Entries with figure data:
● ● ●

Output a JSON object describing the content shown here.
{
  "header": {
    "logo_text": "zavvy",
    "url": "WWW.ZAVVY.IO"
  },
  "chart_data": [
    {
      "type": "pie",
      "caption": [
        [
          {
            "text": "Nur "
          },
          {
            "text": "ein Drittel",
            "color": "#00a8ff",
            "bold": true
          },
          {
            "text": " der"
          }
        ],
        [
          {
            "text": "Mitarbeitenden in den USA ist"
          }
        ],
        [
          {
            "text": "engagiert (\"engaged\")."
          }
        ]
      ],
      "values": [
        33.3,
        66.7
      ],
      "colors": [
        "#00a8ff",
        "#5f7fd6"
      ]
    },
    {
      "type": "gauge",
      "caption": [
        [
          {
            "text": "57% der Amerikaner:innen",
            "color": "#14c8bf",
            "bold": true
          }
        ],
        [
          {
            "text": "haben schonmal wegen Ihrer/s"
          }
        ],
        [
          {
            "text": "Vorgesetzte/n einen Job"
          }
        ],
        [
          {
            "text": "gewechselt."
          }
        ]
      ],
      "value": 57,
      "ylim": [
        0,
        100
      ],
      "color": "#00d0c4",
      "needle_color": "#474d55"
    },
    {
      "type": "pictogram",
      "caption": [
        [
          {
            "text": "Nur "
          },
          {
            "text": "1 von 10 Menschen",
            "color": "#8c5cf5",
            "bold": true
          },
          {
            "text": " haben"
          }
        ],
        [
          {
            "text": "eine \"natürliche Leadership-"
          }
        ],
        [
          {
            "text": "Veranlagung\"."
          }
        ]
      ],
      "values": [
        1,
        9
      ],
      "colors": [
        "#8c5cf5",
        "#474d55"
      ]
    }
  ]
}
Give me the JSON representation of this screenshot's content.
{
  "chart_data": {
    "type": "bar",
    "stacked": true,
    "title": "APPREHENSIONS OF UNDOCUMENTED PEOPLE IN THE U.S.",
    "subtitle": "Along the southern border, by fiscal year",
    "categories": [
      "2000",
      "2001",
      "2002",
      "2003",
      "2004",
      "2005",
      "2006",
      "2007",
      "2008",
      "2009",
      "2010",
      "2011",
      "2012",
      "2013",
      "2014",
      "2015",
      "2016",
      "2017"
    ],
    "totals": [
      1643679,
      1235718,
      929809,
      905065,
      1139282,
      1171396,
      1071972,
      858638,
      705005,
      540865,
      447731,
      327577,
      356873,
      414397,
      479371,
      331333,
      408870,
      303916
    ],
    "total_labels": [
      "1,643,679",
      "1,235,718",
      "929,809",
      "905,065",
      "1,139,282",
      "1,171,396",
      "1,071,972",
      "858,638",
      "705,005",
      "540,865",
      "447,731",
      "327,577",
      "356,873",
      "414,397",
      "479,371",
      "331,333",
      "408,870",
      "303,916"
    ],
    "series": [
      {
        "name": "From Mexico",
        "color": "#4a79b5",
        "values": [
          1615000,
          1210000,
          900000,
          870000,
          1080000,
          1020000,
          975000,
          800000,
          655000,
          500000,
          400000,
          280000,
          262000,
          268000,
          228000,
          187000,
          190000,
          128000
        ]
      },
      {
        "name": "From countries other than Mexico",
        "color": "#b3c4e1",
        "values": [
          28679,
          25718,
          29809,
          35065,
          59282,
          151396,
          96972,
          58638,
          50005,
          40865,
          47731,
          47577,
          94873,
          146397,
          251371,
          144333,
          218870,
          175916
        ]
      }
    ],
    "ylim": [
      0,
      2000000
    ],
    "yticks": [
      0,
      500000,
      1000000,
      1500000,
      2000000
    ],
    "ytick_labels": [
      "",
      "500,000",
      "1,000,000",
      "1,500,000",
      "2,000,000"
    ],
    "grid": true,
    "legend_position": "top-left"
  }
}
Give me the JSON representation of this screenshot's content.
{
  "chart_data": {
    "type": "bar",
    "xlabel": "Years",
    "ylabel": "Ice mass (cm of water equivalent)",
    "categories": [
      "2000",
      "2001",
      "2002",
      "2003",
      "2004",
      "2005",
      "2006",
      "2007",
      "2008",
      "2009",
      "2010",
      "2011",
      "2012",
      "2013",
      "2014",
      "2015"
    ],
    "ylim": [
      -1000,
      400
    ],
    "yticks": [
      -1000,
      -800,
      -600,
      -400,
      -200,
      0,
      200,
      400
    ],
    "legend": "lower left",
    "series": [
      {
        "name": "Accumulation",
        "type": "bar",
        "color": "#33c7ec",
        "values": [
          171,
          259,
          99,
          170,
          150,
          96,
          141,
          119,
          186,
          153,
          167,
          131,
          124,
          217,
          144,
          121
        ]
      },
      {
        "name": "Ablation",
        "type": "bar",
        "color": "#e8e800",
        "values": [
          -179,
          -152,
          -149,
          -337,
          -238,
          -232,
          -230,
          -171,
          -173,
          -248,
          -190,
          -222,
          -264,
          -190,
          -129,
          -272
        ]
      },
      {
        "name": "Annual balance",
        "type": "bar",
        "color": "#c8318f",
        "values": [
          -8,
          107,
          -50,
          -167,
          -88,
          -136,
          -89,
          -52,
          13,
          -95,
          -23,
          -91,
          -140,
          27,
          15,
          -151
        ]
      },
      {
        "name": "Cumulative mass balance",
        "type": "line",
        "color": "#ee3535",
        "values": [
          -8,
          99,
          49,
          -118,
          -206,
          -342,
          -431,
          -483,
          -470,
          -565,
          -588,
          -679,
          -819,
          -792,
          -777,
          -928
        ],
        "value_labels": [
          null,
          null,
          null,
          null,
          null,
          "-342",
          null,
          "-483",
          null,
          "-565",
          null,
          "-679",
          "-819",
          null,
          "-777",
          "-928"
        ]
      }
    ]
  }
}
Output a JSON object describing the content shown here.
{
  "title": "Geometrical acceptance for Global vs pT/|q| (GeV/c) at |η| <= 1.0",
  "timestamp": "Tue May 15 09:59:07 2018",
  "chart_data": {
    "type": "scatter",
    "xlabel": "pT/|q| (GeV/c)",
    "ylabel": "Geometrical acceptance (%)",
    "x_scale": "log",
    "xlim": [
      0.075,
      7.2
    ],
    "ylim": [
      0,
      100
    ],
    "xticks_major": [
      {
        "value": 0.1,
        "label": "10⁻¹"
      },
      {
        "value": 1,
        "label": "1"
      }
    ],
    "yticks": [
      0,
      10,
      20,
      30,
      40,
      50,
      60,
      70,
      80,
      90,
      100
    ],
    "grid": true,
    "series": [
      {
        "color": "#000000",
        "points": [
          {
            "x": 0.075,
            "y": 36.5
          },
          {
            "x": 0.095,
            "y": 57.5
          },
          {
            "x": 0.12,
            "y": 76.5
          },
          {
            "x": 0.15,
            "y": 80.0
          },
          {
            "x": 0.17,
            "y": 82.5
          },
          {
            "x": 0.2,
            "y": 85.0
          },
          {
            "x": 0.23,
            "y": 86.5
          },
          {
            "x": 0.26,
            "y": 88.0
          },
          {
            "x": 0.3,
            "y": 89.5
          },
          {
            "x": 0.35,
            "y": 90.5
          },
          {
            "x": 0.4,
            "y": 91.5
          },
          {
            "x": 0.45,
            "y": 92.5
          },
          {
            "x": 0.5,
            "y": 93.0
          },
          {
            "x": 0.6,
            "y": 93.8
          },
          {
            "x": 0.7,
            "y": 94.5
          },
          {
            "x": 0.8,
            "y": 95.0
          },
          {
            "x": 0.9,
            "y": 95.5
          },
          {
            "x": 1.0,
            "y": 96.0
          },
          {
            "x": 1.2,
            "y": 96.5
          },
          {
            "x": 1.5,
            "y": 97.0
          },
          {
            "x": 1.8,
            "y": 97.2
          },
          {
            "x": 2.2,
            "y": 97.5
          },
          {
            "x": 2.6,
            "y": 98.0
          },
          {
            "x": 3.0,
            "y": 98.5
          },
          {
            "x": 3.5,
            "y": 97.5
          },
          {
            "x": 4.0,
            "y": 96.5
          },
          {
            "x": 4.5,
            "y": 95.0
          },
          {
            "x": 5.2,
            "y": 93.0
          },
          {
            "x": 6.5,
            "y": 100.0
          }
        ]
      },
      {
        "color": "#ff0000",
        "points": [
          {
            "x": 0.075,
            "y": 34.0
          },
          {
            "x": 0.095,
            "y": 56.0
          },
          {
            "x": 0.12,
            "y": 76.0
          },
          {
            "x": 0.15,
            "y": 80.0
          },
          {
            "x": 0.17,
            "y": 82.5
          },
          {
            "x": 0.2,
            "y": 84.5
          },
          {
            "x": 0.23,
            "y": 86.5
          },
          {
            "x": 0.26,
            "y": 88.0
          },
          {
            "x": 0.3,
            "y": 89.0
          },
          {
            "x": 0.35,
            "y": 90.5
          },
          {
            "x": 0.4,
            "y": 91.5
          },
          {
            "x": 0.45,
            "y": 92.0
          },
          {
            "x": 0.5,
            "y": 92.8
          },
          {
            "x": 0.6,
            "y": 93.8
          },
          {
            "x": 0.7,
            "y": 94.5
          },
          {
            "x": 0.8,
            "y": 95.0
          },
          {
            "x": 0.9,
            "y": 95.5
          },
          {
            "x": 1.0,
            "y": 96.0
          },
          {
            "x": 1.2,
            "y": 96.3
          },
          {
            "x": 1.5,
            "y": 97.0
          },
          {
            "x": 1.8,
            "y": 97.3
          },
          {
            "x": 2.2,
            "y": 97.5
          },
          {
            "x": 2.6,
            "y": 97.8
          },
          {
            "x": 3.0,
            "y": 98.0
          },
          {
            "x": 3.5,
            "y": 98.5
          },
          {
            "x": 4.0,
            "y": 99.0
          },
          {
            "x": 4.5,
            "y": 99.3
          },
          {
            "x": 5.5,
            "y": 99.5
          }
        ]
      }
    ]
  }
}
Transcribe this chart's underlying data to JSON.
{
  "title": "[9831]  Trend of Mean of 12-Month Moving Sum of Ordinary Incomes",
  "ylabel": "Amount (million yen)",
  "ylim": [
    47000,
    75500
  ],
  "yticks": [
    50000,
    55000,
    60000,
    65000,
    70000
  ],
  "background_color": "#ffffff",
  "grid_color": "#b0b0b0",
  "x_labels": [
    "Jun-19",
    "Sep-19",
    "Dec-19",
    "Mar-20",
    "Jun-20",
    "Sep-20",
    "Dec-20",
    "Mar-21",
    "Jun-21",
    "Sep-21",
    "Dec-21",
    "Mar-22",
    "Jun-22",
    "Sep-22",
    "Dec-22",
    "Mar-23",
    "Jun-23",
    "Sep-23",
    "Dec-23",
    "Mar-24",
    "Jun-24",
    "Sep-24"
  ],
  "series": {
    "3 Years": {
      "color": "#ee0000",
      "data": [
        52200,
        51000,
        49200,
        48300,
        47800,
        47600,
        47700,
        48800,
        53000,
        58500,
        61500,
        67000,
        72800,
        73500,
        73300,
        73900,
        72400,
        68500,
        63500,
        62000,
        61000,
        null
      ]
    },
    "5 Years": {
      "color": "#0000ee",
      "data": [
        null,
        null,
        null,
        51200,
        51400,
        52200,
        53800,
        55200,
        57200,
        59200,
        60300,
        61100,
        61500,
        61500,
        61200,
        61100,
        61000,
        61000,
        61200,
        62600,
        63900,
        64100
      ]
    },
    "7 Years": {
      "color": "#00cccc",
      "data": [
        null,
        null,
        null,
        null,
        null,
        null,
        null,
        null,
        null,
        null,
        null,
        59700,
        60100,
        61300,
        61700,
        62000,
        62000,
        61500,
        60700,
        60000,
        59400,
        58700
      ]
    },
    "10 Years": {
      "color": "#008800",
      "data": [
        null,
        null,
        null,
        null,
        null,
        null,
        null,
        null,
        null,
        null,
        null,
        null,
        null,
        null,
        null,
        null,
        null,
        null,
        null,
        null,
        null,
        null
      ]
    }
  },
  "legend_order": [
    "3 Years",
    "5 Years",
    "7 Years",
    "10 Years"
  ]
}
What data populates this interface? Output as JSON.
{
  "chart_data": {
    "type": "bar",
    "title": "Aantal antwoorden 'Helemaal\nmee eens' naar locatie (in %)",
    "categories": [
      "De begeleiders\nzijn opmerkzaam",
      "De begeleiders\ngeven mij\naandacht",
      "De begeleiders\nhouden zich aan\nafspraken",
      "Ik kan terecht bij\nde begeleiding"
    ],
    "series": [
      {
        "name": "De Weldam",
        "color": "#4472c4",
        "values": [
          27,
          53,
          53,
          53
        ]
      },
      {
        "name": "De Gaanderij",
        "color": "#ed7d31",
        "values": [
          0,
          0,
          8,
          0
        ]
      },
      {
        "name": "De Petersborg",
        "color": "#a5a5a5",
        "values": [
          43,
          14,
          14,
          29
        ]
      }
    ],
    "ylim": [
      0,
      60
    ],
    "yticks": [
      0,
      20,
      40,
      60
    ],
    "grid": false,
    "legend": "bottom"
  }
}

● ● ●

Identify each line in the records above containing the word "Years"; copy those lines.

WRITTEN ANSWER ::
    "xlabel": "Years",
    "3 Years": {
    "5 Years": {
    "7 Years": {
    "10 Years": {
    "3 Years",
    "5 Years",
    "7 Years",
    "10 Years"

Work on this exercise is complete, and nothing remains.